* _What this task involves_
Pull every line of the entries that has the word "التعدي".

%%

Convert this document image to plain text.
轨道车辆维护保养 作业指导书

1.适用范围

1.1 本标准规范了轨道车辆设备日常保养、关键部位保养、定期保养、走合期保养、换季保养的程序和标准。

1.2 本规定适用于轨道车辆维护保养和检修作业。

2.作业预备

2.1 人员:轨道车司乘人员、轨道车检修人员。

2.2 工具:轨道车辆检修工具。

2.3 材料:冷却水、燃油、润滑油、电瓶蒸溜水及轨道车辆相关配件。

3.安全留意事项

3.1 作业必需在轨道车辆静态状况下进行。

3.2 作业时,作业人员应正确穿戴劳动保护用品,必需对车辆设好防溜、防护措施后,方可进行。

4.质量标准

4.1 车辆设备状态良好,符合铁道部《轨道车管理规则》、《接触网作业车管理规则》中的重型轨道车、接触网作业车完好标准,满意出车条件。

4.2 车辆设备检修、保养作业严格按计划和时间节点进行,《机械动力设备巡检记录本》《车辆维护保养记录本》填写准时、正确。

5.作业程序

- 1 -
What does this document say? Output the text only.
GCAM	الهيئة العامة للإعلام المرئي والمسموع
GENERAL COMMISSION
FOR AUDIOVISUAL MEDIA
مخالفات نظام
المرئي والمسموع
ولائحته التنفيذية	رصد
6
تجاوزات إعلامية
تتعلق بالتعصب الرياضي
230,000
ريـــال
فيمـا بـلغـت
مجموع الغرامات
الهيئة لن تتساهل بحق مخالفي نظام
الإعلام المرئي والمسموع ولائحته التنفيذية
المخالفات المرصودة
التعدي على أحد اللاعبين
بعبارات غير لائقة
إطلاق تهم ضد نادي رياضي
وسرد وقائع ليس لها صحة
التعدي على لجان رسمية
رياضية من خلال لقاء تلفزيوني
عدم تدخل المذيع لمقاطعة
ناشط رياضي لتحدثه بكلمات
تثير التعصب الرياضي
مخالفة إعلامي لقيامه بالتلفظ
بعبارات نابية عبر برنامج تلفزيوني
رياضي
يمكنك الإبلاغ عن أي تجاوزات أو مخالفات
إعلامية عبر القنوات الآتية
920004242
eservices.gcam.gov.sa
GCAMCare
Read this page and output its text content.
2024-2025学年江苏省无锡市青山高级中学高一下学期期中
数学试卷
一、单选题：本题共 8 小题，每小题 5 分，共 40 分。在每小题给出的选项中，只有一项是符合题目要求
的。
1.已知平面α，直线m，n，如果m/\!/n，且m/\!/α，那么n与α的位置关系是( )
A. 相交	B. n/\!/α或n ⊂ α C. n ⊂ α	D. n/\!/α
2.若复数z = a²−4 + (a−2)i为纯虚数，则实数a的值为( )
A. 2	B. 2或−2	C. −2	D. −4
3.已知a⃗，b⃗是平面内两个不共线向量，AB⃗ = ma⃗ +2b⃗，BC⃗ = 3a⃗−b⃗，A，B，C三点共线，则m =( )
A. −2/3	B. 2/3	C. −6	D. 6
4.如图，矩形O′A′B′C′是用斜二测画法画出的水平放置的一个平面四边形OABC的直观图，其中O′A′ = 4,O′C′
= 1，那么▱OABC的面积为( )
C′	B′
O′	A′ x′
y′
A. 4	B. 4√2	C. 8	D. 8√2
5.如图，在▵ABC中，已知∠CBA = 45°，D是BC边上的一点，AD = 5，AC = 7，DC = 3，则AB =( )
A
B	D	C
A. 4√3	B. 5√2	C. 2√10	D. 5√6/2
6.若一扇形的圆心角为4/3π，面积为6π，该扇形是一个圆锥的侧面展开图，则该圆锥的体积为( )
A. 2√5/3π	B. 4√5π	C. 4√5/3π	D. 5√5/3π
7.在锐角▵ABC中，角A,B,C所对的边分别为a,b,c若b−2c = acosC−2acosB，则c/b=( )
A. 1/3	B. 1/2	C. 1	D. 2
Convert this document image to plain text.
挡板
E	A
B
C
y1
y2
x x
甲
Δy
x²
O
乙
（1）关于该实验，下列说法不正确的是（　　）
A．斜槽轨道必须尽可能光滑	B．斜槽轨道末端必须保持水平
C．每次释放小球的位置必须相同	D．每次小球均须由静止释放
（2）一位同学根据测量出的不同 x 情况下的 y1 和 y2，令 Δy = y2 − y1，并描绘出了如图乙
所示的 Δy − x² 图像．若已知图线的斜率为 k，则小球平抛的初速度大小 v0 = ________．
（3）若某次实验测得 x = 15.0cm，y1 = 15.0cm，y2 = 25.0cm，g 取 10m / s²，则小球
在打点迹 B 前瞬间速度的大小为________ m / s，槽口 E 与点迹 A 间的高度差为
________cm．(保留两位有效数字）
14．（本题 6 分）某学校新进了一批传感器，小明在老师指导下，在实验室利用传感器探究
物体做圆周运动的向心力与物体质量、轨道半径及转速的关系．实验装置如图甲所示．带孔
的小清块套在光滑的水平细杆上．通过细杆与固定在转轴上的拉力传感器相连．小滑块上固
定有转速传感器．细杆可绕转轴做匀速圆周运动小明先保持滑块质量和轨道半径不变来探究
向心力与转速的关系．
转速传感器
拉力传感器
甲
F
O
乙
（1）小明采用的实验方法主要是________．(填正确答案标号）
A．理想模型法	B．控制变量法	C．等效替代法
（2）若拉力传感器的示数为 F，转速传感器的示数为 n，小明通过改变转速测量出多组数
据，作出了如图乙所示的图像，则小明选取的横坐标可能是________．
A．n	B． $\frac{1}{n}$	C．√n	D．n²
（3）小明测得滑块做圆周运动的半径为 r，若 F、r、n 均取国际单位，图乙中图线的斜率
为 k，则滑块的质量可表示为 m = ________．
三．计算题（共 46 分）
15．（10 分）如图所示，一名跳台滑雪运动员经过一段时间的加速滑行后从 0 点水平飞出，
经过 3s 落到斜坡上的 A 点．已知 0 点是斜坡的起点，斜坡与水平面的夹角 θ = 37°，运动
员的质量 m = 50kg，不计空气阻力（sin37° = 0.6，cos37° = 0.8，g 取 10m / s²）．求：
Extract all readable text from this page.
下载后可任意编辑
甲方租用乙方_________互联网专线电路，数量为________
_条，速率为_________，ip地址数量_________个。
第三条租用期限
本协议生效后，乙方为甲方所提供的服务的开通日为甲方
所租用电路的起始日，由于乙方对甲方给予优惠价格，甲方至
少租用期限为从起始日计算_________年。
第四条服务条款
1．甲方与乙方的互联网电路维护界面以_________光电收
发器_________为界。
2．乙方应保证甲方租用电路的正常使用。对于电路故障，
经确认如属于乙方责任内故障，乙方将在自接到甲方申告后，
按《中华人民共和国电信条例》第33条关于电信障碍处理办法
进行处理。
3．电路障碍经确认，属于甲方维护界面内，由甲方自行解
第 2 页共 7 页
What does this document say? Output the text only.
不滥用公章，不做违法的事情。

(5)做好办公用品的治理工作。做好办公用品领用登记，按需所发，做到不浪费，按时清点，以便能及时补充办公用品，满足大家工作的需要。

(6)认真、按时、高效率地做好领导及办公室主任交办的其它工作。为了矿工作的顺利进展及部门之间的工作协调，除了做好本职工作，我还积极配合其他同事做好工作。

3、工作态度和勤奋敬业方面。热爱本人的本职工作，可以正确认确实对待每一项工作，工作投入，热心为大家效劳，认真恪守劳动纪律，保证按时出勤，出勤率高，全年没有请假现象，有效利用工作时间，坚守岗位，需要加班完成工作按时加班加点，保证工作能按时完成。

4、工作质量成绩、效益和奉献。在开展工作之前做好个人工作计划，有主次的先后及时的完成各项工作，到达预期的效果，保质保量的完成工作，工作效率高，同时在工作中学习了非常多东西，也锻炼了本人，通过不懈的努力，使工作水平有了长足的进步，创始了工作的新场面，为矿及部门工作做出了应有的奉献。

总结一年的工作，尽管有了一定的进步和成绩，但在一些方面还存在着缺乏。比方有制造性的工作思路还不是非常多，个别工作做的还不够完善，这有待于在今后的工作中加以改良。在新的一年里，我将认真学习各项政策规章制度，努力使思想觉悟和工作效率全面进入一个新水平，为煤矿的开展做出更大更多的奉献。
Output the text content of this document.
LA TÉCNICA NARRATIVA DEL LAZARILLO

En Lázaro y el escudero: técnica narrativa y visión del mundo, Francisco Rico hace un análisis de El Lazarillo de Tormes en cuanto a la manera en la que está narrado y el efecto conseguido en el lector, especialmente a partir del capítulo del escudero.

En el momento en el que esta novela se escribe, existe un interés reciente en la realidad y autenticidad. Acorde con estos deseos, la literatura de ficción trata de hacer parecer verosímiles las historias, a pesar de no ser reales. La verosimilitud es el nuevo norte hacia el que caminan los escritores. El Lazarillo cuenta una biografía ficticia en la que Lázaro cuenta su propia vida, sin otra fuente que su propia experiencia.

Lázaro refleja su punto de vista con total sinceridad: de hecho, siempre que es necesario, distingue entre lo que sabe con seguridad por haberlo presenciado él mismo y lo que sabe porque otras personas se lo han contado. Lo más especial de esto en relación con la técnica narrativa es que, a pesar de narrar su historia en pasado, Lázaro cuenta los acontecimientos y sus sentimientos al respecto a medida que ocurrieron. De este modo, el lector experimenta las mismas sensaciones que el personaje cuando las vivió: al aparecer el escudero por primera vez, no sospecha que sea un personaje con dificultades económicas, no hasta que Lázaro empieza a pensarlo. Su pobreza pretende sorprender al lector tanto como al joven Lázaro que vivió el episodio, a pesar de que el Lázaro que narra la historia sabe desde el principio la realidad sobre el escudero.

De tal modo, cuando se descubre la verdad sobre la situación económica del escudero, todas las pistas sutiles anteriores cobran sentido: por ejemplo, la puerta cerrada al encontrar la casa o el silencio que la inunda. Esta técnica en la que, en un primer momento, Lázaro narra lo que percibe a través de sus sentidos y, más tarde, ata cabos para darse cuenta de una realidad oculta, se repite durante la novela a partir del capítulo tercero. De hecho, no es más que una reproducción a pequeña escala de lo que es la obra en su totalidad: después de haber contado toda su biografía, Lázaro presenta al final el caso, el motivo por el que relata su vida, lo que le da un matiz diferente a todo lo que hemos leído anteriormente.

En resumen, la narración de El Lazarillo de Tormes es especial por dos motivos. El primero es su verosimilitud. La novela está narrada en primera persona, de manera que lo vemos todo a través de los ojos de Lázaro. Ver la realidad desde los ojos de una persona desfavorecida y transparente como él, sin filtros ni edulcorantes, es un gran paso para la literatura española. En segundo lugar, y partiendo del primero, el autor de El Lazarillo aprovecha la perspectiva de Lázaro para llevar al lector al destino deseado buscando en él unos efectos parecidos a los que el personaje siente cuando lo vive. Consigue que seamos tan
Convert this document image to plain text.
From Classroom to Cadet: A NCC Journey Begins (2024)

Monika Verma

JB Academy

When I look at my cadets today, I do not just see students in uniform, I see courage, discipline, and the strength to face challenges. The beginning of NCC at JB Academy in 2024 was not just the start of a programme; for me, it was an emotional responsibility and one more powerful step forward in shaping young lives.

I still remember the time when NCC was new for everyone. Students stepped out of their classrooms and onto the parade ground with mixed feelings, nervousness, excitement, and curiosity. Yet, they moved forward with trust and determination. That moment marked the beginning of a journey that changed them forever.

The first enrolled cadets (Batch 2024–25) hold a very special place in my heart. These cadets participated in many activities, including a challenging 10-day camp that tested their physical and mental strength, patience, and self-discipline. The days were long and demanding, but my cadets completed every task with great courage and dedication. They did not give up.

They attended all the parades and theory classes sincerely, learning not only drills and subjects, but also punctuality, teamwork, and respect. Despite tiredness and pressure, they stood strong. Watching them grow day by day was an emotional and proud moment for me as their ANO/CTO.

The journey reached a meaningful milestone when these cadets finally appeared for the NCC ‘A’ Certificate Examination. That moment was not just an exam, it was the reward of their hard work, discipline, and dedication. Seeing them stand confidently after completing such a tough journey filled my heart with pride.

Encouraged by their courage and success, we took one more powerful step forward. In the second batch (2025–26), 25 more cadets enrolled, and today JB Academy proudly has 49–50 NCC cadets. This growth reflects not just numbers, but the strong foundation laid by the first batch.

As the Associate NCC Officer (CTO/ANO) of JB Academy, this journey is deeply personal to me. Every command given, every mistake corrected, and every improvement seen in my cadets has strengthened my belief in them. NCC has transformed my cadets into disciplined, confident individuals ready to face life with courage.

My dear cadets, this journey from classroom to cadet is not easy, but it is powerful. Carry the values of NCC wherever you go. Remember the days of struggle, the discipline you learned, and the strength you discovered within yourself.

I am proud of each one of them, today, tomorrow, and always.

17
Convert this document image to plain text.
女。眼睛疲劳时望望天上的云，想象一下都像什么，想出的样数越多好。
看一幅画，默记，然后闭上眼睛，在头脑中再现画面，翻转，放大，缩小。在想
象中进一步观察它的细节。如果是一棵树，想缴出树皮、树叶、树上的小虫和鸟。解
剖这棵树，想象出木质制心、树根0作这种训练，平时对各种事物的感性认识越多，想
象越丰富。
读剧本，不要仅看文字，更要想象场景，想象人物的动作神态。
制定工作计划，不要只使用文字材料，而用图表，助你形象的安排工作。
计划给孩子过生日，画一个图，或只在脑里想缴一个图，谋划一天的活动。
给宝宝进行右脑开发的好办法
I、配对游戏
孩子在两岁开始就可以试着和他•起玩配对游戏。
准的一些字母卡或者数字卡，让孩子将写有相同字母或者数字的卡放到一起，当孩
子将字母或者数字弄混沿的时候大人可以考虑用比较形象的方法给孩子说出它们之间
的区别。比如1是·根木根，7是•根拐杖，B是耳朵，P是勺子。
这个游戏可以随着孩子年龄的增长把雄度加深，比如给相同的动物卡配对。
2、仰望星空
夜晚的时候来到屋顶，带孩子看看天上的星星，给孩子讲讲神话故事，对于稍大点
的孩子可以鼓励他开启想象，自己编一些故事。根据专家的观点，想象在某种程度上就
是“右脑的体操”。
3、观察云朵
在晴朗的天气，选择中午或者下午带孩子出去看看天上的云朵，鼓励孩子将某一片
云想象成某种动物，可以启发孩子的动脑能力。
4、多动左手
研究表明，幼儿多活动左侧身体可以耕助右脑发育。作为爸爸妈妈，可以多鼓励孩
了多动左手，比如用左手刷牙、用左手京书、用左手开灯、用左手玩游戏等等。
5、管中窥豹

%%

* _Output for this task_
التعدي على أحد اللاعبين
التعدي على لجان رسمية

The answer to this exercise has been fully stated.